GIVEN REQUEST: Each entry below should be reproduced character for character.

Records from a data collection
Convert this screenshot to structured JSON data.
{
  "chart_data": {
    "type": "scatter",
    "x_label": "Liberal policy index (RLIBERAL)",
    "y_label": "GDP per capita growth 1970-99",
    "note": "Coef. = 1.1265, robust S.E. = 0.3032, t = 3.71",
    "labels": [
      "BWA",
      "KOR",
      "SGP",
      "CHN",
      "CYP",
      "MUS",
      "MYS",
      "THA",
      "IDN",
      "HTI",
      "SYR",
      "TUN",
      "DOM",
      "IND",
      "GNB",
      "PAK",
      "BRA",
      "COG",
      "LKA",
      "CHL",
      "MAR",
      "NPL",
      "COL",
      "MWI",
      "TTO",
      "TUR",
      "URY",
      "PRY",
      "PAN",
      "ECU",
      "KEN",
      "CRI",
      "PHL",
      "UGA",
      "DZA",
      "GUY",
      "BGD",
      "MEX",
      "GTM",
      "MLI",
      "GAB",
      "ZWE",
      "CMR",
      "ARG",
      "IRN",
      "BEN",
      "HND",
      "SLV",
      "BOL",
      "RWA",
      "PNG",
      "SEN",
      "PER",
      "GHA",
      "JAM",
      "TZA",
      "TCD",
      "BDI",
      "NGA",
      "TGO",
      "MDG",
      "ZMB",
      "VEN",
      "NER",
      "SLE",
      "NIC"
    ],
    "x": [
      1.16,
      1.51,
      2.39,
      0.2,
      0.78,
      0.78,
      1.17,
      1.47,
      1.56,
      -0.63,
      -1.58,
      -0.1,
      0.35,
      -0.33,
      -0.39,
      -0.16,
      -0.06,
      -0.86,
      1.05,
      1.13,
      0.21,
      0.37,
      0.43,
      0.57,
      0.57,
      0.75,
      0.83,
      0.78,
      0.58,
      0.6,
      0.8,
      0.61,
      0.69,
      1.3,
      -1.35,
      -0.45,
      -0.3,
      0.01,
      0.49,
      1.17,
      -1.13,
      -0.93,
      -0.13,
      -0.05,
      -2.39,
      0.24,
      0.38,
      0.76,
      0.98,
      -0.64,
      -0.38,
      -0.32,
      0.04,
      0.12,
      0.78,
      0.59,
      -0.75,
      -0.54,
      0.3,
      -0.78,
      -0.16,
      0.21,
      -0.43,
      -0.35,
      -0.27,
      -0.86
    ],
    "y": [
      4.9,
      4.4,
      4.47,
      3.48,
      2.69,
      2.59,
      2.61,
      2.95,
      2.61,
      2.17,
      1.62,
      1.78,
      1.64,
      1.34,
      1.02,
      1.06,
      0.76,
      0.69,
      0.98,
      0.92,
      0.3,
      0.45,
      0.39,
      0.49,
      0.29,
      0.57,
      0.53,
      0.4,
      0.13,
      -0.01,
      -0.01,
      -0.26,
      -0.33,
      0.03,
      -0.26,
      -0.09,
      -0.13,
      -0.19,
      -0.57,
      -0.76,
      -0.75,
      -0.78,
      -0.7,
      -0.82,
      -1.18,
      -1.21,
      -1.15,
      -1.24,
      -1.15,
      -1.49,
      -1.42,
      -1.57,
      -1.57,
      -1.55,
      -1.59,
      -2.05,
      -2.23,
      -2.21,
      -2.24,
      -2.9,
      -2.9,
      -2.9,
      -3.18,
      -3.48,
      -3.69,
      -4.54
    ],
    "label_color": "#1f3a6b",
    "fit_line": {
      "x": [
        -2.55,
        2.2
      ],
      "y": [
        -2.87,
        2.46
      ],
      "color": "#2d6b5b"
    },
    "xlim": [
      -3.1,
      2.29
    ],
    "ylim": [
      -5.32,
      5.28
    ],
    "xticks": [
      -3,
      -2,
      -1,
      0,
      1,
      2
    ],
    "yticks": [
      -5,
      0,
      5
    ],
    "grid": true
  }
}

THE REPLY:
Convert this screenshot to structured JSON data.
{
  "chart_data": {
    "type": "scatter",
    "x_label": "Liberal policy index (RLIBERAL)",
    "y_label": "GDP per capita growth 1970-99",
    "note": "Coef. = 1.1265, robust S.E. = 0.3032, t = 3.71",
    "labels": [
      "BWA",
      "KOR",
      "SGP",
      "CHN",
      "CYP",
      "MUS",
      "MYS",
      "THA",
      "IDN",
      "HTI",
      "SYR",
      "TUN",
      "DOM",
      "IND",
      "GNB",
      "PAK",
      "BRA",
      "COG",
      "LKA",
      "CHL",
      "MAR",
      "NPL",
      "COL",
      "MWI",
      "TTO",
      "TUR",
      "URY",
      "PRY",
      "PAN",
      "ECU",
      "KEN",
      "CRI",
      "PHL",
      "UGA",
      "DZA",
      "GUY",
      "BGD",
      "MEX",
      "GTM",
      "MLI",
      "GAB",
      "ZWE",
      "CMR",
      "ARG",
      "IRN",
      "BEN",
      "HND",
      "SLV",
      "BOL",
      "RWA",
      "PNG",
      "SEN",
      "PER",
      "GHA",
      "JAM",
      "TZA",
      "TCD",
      "BDI",
      "NGA",
      "TGO",
      "MDG",
      "ZMB",
      "VEN",
      "NER",
      "SLE",
      "NIC"
    ],
    "x": [
      1.16,
      1.51,
      2.39,
      0.2,
      0.78,
      0.78,
      1.17,
      1.47,
      1.56,
      -0.63,
      -1.58,
      -0.1,
      0.35,
      -0.33,
      -0.39,
      -0.16,
      -0.06,
      -0.86,
      1.05,
      1.13,
      0.21,
      0.37,
      0.43,
      0.57,
      0.57,
      0.75,
      0.83,
      0.78,
      0.58,
      0.6,
      0.8,
      0.61,
      0.69,
      1.3,
      -1.35,
      -0.45,
      -0.3,
      0.01,
      0.49,
      1.17,
      -1.13,
      -0.93,
      -0.13,
      -0.05,
      -2.39,
      0.24,
      0.38,
      0.76,
      0.98,
      -0.64,
      -0.38,
      -0.32,
      0.04,
      0.12,
      0.78,
      0.59,
      -0.75,
      -0.54,
      0.3,
      -0.78,
      -0.16,
      0.21,
      -0.43,
      -0.35,
      -0.27,
      -0.86
    ],
    "y": [
      4.9,
      4.4,
      4.47,
      3.48,
      2.69,
      2.59,
      2.61,
      2.95,
      2.61,
      2.17,
      1.62,
      1.78,
      1.64,
      1.34,
      1.02,
      1.06,
      0.76,
      0.69,
      0.98,
      0.92,
      0.3,
      0.45,
      0.39,
      0.49,
      0.29,
      0.57,
      0.53,
      0.4,
      0.13,
      -0.01,
      -0.01,
      -0.26,
      -0.33,
      0.03,
      -0.26,
      -0.09,
      -0.13,
      -0.19,
      -0.57,
      -0.76,
      -0.75,
      -0.78,
      -0.7,
      -0.82,
      -1.18,
      -1.21,
      -1.15,
      -1.24,
      -1.15,
      -1.49,
      -1.42,
      -1.57,
      -1.57,
      -1.55,
      -1.59,
      -2.05,
      -2.23,
      -2.21,
      -2.24,
      -2.9,
      -2.9,
      -2.9,
      -3.18,
      -3.48,
      -3.69,
      -4.54
    ],
    "label_color": "#1f3a6b",
    "fit_line": {
      "x": [
        -2.55,
        2.2
      ],
      "y": [
        -2.87,
        2.46
      ],
      "color": "#2d6b5b"
    },
    "xlim": [
      -3.1,
      2.29
    ],
    "ylim": [
      -5.32,
      5.28
    ],
    "xticks": [
      -3,
      -2,
      -1,
      0,
      1,
      2
    ],
    "yticks": [
      -5,
      0,
      5
    ],
    "grid": true
  }
}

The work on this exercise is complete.